--- Working data Enclosed Below ---

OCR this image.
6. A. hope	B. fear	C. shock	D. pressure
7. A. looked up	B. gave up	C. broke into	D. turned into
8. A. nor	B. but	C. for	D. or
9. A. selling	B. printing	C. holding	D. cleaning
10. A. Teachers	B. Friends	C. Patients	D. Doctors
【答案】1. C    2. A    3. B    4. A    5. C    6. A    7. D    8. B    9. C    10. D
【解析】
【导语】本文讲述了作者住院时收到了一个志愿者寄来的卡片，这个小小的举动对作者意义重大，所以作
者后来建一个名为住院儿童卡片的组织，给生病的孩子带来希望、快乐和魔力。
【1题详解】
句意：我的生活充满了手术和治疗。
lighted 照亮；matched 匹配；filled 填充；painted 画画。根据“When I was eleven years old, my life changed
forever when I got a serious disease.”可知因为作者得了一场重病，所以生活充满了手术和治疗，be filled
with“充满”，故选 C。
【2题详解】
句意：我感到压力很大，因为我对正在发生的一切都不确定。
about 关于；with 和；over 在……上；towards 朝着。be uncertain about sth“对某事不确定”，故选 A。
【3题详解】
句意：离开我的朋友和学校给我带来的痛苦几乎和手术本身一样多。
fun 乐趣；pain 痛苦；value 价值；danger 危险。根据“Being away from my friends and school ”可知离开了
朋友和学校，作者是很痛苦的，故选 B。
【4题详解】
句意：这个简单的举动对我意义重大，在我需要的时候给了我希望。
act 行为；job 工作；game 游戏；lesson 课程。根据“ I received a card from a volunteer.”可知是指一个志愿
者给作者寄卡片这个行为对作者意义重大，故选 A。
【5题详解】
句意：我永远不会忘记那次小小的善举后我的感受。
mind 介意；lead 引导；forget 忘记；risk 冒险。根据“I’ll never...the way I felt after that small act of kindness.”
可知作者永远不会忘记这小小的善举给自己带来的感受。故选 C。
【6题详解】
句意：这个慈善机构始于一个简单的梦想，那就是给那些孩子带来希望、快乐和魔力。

--- End of Enclosed Working data ---

▶ _Activity_: Search the records for the word "filled" and copy every line where it occurs.

▶ _Result for this exercise_:
lighted 照亮；matched 匹配；filled 填充；painted 画画。根据“When I was eleven years old, my life changed
forever when I got a serious disease.”可知因为作者得了一场重病，所以生活充满了手术和治疗，be filled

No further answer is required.